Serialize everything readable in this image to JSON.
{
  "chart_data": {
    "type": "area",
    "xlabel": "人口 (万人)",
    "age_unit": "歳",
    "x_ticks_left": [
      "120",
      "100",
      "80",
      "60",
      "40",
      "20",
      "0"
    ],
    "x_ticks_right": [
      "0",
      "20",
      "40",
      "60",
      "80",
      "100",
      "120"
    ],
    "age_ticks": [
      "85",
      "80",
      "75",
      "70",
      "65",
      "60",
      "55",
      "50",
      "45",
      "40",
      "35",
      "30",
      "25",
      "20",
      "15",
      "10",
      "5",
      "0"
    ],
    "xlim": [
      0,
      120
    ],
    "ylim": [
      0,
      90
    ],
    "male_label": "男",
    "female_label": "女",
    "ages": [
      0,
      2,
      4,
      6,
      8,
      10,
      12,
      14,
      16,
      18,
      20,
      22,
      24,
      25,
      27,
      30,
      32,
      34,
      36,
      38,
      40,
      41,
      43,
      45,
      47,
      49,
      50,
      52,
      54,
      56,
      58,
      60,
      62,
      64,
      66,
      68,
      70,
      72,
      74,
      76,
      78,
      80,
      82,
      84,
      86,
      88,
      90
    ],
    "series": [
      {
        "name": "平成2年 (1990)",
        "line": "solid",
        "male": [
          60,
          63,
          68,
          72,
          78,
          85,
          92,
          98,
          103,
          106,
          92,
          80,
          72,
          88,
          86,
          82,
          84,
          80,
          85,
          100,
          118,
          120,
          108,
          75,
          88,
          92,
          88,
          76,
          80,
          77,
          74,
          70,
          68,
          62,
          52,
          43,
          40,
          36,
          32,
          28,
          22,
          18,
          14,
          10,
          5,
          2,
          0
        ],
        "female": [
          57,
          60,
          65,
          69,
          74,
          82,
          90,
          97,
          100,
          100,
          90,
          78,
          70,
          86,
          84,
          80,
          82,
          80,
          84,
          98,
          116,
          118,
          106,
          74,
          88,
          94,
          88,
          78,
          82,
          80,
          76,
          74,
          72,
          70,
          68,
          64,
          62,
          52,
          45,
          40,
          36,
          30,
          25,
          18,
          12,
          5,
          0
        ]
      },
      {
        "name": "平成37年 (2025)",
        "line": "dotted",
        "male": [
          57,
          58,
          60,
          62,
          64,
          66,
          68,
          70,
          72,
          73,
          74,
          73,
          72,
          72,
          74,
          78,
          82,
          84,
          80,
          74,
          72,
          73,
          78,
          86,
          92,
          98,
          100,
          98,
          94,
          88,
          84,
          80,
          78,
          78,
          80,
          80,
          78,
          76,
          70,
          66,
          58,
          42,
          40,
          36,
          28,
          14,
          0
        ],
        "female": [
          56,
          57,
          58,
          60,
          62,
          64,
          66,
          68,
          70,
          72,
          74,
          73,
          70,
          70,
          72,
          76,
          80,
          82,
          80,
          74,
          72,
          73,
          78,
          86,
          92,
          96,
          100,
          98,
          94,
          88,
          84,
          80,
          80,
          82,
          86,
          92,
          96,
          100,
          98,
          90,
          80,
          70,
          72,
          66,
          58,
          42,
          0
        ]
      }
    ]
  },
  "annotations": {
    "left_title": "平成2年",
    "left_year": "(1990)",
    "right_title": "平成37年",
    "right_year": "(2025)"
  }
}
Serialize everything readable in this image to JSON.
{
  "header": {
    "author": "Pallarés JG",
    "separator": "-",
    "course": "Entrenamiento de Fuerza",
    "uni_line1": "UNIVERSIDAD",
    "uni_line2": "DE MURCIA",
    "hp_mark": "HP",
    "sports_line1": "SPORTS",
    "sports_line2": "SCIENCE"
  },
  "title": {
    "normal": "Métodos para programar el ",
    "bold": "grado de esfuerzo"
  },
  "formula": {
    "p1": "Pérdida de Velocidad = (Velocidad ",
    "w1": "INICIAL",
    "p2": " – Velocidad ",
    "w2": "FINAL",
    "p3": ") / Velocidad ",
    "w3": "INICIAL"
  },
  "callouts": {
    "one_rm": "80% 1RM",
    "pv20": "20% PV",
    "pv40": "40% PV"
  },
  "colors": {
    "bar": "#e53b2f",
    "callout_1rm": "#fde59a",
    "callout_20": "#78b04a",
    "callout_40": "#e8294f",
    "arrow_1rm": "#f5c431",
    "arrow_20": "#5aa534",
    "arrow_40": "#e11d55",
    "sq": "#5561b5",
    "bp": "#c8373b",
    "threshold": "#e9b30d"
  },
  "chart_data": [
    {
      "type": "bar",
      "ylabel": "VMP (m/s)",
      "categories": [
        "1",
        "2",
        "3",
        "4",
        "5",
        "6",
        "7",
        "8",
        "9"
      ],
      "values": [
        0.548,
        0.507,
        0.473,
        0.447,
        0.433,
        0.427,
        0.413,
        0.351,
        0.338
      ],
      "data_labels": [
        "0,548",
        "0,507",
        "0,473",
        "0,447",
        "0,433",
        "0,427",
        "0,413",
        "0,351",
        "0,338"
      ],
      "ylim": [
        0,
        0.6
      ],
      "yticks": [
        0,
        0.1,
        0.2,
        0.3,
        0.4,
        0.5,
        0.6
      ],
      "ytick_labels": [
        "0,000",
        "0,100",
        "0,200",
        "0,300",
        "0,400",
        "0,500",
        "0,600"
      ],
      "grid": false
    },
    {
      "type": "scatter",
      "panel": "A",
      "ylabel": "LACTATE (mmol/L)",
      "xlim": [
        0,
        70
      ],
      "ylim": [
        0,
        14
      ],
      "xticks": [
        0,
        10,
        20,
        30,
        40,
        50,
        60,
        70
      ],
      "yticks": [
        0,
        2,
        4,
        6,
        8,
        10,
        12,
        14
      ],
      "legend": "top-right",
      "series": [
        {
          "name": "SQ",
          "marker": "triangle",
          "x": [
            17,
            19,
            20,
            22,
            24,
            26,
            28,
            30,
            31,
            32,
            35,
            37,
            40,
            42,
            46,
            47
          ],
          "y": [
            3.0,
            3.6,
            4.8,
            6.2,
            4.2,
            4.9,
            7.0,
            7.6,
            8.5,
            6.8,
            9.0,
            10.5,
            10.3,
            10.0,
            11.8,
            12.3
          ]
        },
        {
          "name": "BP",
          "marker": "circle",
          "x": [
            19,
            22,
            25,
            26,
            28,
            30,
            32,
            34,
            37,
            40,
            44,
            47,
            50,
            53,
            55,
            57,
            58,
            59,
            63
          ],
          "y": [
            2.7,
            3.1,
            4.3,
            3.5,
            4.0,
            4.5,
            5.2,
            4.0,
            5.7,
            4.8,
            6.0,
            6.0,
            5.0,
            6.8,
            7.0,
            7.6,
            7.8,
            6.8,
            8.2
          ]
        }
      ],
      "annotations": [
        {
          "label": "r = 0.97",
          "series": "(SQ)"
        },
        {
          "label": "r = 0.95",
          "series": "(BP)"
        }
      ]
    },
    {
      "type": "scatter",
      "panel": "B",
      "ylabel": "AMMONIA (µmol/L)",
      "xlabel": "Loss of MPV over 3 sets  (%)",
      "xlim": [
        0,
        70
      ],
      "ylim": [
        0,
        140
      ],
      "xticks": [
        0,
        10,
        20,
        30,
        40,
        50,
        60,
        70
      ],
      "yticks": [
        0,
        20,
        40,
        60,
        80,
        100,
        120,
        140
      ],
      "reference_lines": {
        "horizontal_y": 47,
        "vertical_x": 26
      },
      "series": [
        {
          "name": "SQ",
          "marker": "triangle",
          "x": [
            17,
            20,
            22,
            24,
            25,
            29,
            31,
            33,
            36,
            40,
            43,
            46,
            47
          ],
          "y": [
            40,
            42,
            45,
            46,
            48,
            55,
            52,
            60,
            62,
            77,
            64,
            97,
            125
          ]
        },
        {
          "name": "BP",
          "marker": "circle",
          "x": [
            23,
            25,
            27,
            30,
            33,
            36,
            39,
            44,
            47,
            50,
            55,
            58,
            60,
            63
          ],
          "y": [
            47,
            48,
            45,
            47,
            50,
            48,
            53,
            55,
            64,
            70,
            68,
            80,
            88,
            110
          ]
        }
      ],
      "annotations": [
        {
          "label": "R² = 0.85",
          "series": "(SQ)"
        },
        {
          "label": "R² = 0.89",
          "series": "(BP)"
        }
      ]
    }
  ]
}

### BRIEF
Go through the entries above and count the lines containing the word "xlabel"; give only that count.

### TASK RESPONSE
2